## STATED EXERCISE:
Copy out each of the following rows word for word, keeping every character unchanged.

## SUPPLIED MATERIAL:
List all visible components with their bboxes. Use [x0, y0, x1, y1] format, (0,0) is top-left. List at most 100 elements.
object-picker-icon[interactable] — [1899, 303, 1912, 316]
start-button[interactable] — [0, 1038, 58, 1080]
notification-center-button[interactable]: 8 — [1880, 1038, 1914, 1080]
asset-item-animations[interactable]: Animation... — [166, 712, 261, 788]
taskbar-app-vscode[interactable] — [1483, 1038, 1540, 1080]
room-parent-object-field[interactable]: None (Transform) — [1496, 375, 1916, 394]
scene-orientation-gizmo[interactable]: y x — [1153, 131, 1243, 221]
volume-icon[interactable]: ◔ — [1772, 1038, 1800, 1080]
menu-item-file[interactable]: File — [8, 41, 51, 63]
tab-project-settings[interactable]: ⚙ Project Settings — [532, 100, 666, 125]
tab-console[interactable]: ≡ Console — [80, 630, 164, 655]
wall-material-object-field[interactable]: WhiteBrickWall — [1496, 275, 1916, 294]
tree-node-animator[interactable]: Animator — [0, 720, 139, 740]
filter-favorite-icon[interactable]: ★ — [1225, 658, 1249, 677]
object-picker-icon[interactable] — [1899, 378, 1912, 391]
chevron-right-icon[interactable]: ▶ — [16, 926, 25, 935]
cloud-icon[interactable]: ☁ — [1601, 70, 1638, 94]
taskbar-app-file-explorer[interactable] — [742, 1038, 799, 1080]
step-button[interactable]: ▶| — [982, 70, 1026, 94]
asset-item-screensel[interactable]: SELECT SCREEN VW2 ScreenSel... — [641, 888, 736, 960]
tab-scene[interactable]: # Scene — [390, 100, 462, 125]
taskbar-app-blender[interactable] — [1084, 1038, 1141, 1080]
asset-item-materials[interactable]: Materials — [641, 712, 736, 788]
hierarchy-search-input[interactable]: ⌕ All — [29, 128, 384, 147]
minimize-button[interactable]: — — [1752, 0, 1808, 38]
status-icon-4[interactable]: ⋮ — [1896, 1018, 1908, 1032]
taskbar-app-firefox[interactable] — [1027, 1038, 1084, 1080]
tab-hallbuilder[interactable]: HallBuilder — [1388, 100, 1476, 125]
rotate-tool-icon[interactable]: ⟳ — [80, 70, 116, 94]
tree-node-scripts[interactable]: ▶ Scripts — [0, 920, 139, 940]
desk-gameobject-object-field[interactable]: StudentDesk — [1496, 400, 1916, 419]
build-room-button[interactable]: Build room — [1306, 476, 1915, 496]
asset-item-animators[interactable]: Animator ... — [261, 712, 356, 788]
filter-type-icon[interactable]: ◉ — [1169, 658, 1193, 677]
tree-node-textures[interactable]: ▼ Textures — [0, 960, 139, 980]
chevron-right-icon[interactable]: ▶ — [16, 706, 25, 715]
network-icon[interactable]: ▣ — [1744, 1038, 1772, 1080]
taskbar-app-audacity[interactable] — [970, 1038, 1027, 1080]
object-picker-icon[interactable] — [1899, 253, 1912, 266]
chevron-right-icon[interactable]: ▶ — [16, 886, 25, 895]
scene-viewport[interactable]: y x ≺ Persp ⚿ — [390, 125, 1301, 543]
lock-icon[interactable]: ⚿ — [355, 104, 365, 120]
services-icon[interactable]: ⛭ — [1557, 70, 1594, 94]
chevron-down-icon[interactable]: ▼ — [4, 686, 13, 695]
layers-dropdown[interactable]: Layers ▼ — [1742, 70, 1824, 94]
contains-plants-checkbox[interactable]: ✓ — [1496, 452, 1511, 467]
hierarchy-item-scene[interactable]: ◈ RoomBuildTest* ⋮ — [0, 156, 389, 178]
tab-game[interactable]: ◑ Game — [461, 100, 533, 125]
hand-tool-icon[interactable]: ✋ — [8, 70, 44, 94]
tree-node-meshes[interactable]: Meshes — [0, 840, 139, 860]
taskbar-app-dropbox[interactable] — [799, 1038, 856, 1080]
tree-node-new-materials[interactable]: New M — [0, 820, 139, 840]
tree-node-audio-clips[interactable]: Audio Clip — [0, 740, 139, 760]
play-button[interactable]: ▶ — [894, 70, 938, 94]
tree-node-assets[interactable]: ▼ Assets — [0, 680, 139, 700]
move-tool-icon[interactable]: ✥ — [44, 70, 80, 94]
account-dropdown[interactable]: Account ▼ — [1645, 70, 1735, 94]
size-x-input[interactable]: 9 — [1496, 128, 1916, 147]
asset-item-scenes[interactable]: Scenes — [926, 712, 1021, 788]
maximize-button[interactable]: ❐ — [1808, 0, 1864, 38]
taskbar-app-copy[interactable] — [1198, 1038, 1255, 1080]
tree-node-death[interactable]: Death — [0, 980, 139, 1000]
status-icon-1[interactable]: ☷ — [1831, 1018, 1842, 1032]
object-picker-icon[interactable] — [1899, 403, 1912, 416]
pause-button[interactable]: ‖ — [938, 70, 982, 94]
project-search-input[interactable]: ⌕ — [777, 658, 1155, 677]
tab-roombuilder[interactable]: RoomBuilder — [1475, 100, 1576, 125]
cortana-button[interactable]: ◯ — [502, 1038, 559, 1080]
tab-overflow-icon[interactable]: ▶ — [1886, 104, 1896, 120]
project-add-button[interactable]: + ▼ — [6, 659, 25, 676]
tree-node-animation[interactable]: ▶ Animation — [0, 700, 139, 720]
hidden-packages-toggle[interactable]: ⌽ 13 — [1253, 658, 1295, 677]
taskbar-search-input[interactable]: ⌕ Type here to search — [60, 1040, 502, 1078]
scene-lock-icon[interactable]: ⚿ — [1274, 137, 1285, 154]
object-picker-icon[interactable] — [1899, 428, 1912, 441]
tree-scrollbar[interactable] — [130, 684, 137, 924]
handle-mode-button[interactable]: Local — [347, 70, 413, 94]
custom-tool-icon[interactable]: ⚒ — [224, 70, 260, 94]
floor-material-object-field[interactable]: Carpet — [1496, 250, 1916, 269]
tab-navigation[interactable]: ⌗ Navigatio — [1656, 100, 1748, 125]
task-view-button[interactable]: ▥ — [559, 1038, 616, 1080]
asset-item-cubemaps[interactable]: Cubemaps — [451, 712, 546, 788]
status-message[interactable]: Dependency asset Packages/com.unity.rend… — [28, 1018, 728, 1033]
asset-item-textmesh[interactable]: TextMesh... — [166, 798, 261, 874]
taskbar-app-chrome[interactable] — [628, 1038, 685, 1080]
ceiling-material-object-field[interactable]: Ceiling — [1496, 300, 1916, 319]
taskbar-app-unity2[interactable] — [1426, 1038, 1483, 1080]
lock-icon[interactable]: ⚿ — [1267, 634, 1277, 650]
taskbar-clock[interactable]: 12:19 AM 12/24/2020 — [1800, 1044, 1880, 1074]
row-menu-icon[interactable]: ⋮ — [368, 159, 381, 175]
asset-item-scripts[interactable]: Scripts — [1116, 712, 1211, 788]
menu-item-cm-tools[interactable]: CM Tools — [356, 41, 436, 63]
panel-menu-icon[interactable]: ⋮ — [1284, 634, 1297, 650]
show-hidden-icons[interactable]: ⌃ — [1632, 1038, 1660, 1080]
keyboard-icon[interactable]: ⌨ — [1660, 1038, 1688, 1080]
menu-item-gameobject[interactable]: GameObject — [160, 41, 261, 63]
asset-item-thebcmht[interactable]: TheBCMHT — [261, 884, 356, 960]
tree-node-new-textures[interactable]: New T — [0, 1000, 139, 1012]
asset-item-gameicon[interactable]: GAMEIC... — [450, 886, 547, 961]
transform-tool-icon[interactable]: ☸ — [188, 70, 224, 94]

## TASK OUTPUT:
List all visible components with their bboxes. Use [x0, y0, x1, y1] format, (0,0) is top-left. List at most 100 elements.
object-picker-icon[interactable] — [1899, 303, 1912, 316]
start-button[interactable] — [0, 1038, 58, 1080]
notification-center-button[interactable]: 8 — [1880, 1038, 1914, 1080]
asset-item-animations[interactable]: Animation... — [166, 712, 261, 788]
taskbar-app-vscode[interactable] — [1483, 1038, 1540, 1080]
room-parent-object-field[interactable]: None (Transform) — [1496, 375, 1916, 394]
scene-orientation-gizmo[interactable]: y x — [1153, 131, 1243, 221]
volume-icon[interactable]: ◔ — [1772, 1038, 1800, 1080]
menu-item-file[interactable]: File — [8, 41, 51, 63]
tab-project-settings[interactable]: ⚙ Project Settings — [532, 100, 666, 125]
tab-console[interactable]: ≡ Console — [80, 630, 164, 655]
wall-material-object-field[interactable]: WhiteBrickWall — [1496, 275, 1916, 294]
tree-node-animator[interactable]: Animator — [0, 720, 139, 740]
filter-favorite-icon[interactable]: ★ — [1225, 658, 1249, 677]
object-picker-icon[interactable] — [1899, 378, 1912, 391]
chevron-right-icon[interactable]: ▶ — [16, 926, 25, 935]
cloud-icon[interactable]: ☁ — [1601, 70, 1638, 94]
taskbar-app-file-explorer[interactable] — [742, 1038, 799, 1080]
step-button[interactable]: ▶| — [982, 70, 1026, 94]
asset-item-screensel[interactable]: SELECT SCREEN VW2 ScreenSel... — [641, 888, 736, 960]
tab-scene[interactable]: # Scene — [390, 100, 462, 125]
taskbar-app-blender[interactable] — [1084, 1038, 1141, 1080]
asset-item-materials[interactable]: Materials — [641, 712, 736, 788]
hierarchy-search-input[interactable]: ⌕ All — [29, 128, 384, 147]
minimize-button[interactable]: — — [1752, 0, 1808, 38]
status-icon-4[interactable]: ⋮ — [1896, 1018, 1908, 1032]
taskbar-app-firefox[interactable] — [1027, 1038, 1084, 1080]
tab-hallbuilder[interactable]: HallBuilder — [1388, 100, 1476, 125]
rotate-tool-icon[interactable]: ⟳ — [80, 70, 116, 94]
tree-node-scripts[interactable]: ▶ Scripts — [0, 920, 139, 940]
desk-gameobject-object-field[interactable]: StudentDesk — [1496, 400, 1916, 419]
build-room-button[interactable]: Build room — [1306, 476, 1915, 496]
asset-item-animators[interactable]: Animator ... — [261, 712, 356, 788]
filter-type-icon[interactable]: ◉ — [1169, 658, 1193, 677]
tree-node-textures[interactable]: ▼ Textures — [0, 960, 139, 980]
chevron-right-icon[interactable]: ▶ — [16, 706, 25, 715]
network-icon[interactable]: ▣ — [1744, 1038, 1772, 1080]
taskbar-app-audacity[interactable] — [970, 1038, 1027, 1080]
object-picker-icon[interactable] — [1899, 253, 1912, 266]
chevron-right-icon[interactable]: ▶ — [16, 886, 25, 895]
scene-viewport[interactable]: y x ≺ Persp ⚿ — [390, 125, 1301, 543]
lock-icon[interactable]: ⚿ — [355, 104, 365, 120]
services-icon[interactable]: ⛭ — [1557, 70, 1594, 94]
chevron-down-icon[interactable]: ▼ — [4, 686, 13, 695]
layers-dropdown[interactable]: Layers ▼ — [1742, 70, 1824, 94]
contains-plants-checkbox[interactable]: ✓ — [1496, 452, 1511, 467]
hierarchy-item-scene[interactable]: ◈ RoomBuildTest* ⋮ — [0, 156, 389, 178]
tab-game[interactable]: ◑ Game — [461, 100, 533, 125]
hand-tool-icon[interactable]: ✋ — [8, 70, 44, 94]
tree-node-meshes[interactable]: Meshes — [0, 840, 139, 860]
taskbar-app-dropbox[interactable] — [799, 1038, 856, 1080]
tree-node-new-materials[interactable]: New M — [0, 820, 139, 840]
tree-node-audio-clips[interactable]: Audio Clip — [0, 740, 139, 760]
play-button[interactable]: ▶ — [894, 70, 938, 94]
tree-node-assets[interactable]: ▼ Assets — [0, 680, 139, 700]
move-tool-icon[interactable]: ✥ — [44, 70, 80, 94]
account-dropdown[interactable]: Account ▼ — [1645, 70, 1735, 94]
size-x-input[interactable]: 9 — [1496, 128, 1916, 147]
asset-item-scenes[interactable]: Scenes — [926, 712, 1021, 788]
maximize-button[interactable]: ❐ — [1808, 0, 1864, 38]
taskbar-app-copy[interactable] — [1198, 1038, 1255, 1080]
tree-node-death[interactable]: Death — [0, 980, 139, 1000]
status-icon-1[interactable]: ☷ — [1831, 1018, 1842, 1032]
object-picker-icon[interactable] — [1899, 403, 1912, 416]
pause-button[interactable]: ‖ — [938, 70, 982, 94]
project-search-input[interactable]: ⌕ — [777, 658, 1155, 677]
tab-roombuilder[interactable]: RoomBuilder — [1475, 100, 1576, 125]
cortana-button[interactable]: ◯ — [502, 1038, 559, 1080]
tab-overflow-icon[interactable]: ▶ — [1886, 104, 1896, 120]
project-add-button[interactable]: + ▼ — [6, 659, 25, 676]
tree-node-animation[interactable]: ▶ Animation — [0, 700, 139, 720]
hidden-packages-toggle[interactable]: ⌽ 13 — [1253, 658, 1295, 677]
taskbar-search-input[interactable]: ⌕ Type here to search — [60, 1040, 502, 1078]
scene-lock-icon[interactable]: ⚿ — [1274, 137, 1285, 154]
object-picker-icon[interactable] — [1899, 428, 1912, 441]
tree-scrollbar[interactable] — [130, 684, 137, 924]
handle-mode-button[interactable]: Local — [347, 70, 413, 94]
custom-tool-icon[interactable]: ⚒ — [224, 70, 260, 94]
floor-material-object-field[interactable]: Carpet — [1496, 250, 1916, 269]
tab-navigation[interactable]: ⌗ Navigatio — [1656, 100, 1748, 125]
task-view-button[interactable]: ▥ — [559, 1038, 616, 1080]
asset-item-cubemaps[interactable]: Cubemaps — [451, 712, 546, 788]
status-message[interactable]: Dependency asset Packages/com.unity.rend… — [28, 1018, 728, 1033]
asset-item-textmesh[interactable]: TextMesh... — [166, 798, 261, 874]
taskbar-app-chrome[interactable] — [628, 1038, 685, 1080]
ceiling-material-object-field[interactable]: Ceiling — [1496, 300, 1916, 319]
taskbar-app-unity2[interactable] — [1426, 1038, 1483, 1080]
lock-icon[interactable]: ⚿ — [1267, 634, 1277, 650]
taskbar-clock[interactable]: 12:19 AM 12/24/2020 — [1800, 1044, 1880, 1074]
row-menu-icon[interactable]: ⋮ — [368, 159, 381, 175]
asset-item-scripts[interactable]: Scripts — [1116, 712, 1211, 788]
menu-item-cm-tools[interactable]: CM Tools — [356, 41, 436, 63]
panel-menu-icon[interactable]: ⋮ — [1284, 634, 1297, 650]
show-hidden-icons[interactable]: ⌃ — [1632, 1038, 1660, 1080]
keyboard-icon[interactable]: ⌨ — [1660, 1038, 1688, 1080]
menu-item-gameobject[interactable]: GameObject — [160, 41, 261, 63]
asset-item-thebcmht[interactable]: TheBCMHT — [261, 884, 356, 960]
tree-node-new-textures[interactable]: New T — [0, 1000, 139, 1012]
asset-item-gameicon[interactable]: GAMEIC... — [450, 886, 547, 961]
transform-tool-icon[interactable]: ☸ — [188, 70, 224, 94]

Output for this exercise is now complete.